■ **Data supplied**
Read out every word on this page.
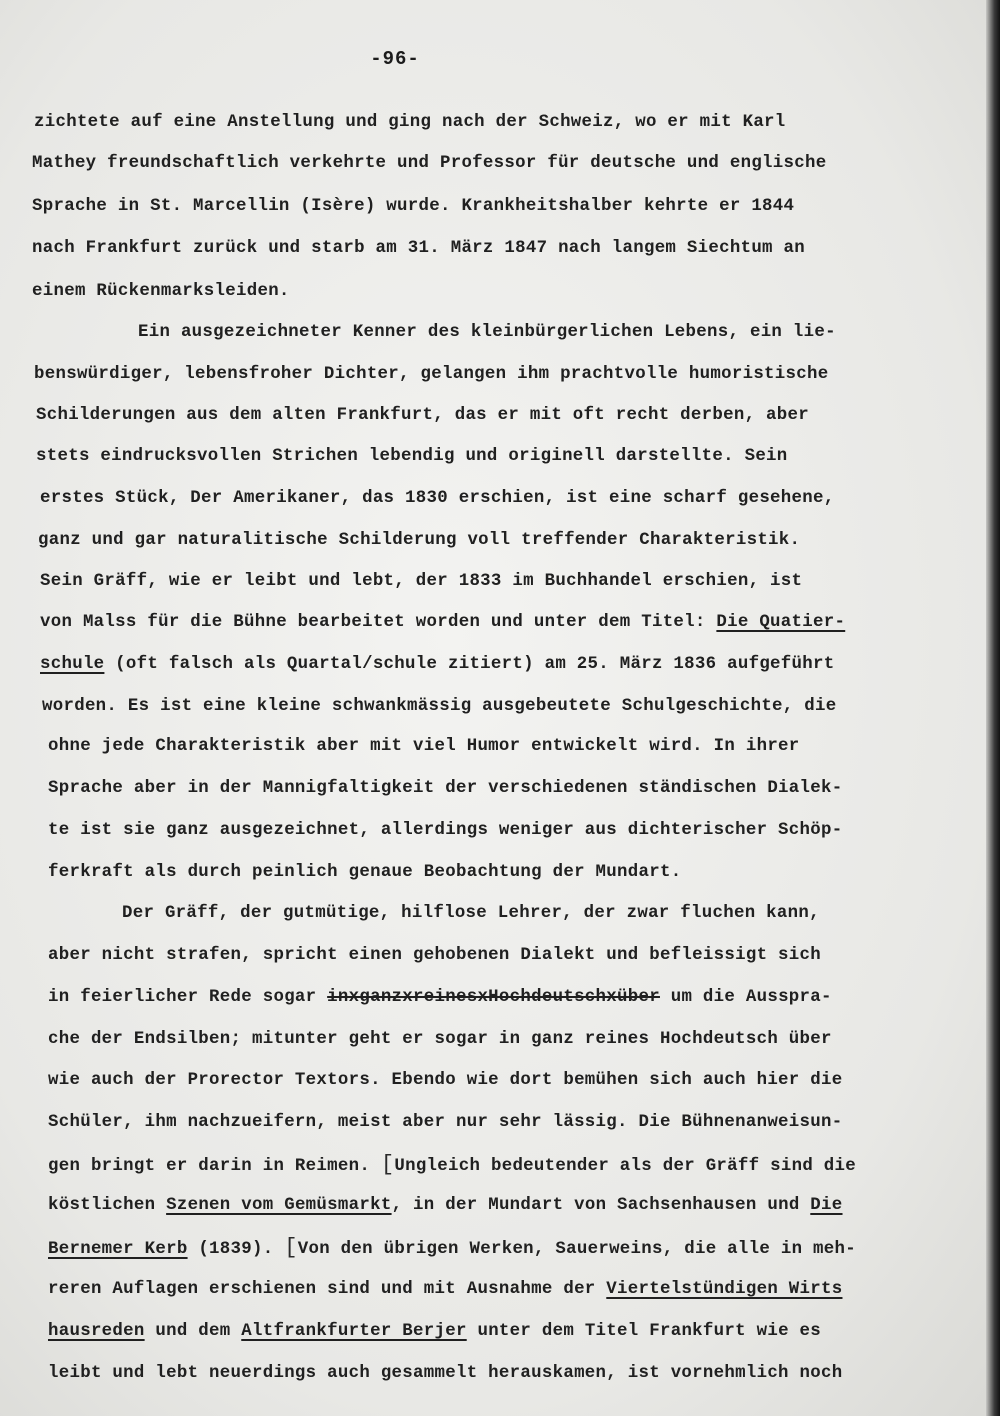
-96-
zichtete auf eine Anstellung und ging nach der Schweiz, wo er mit Karl
Mathey freundschaftlich verkehrte und Professor für deutsche und englische
Sprache in St. Marcellin (Isère) wurde. Krankheitshalber kehrte er 1844
nach Frankfurt zurück und starb am 31. März 1847 nach langem Siechtum an
einem Rückenmarksleiden.
Ein ausgezeichneter Kenner des kleinbürgerlichen Lebens, ein lie-
benswürdiger, lebensfroher Dichter, gelangen ihm prachtvolle humoristische
Schilderungen aus dem alten Frankfurt, das er mit oft recht derben, aber
stets eindrucksvollen Strichen lebendig und originell darstellte. Sein
erstes Stück, Der Amerikaner, das 1830 erschien, ist eine scharf gesehene,
ganz und gar naturalitische Schilderung voll treffender Charakteristik.
Sein Gräff, wie er leibt und lebt, der 1833 im Buchhandel erschien, ist
von Malss für die Bühne bearbeitet worden und unter dem Titel: Die Quatier-
schule (oft falsch als Quartal/schule zitiert) am 25. März 1836 aufgeführt
worden. Es ist eine kleine schwankmässig ausgebeutete Schulgeschichte, die
ohne jede Charakteristik aber mit viel Humor entwickelt wird. In ihrer
Sprache aber in der Mannigfaltigkeit der verschiedenen ständischen Dialek-
te ist sie ganz ausgezeichnet, allerdings weniger aus dichterischer Schöp-
ferkraft als durch peinlich genaue Beobachtung der Mundart.
Der Gräff, der gutmütige, hilflose Lehrer, der zwar fluchen kann,
aber nicht strafen, spricht einen gehobenen Dialekt und befleissigt sich
in feierlicher Rede sogar inxganzxreinesxHochdeutschxüber um die Ausspra-
che der Endsilben; mitunter geht er sogar in ganz reines Hochdeutsch über
wie auch der Prorector Textors. Ebendo wie dort bemühen sich auch hier die
Schüler, ihm nachzueifern, meist aber nur sehr lässig. Die Bühnenanweisun-
gen bringt er darin in Reimen. [Ungleich bedeutender als der Gräff sind die
köstlichen Szenen vom Gemüsmarkt, in der Mundart von Sachsenhausen und Die
Bernemer Kerb (1839). [Von den übrigen Werken, Sauerweins, die alle in meh-
reren Auflagen erschienen sind und mit Ausnahme der Viertelstündigen Wirts
hausreden und dem Altfrankfurter Berjer unter dem Titel Frankfurt wie es
leibt und lebt neuerdings auch gesammelt herauskamen, ist vornehmlich noch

■ **Problem requirements**
Look over the listing above. Pick out and copy every line that includes "sind".

■ **Response to this exercise**
gen bringt er darin in Reimen. [Ungleich bedeutender als der Gräff sind die
reren Auflagen erschienen sind und mit Ausnahme der Viertelstündigen Wirts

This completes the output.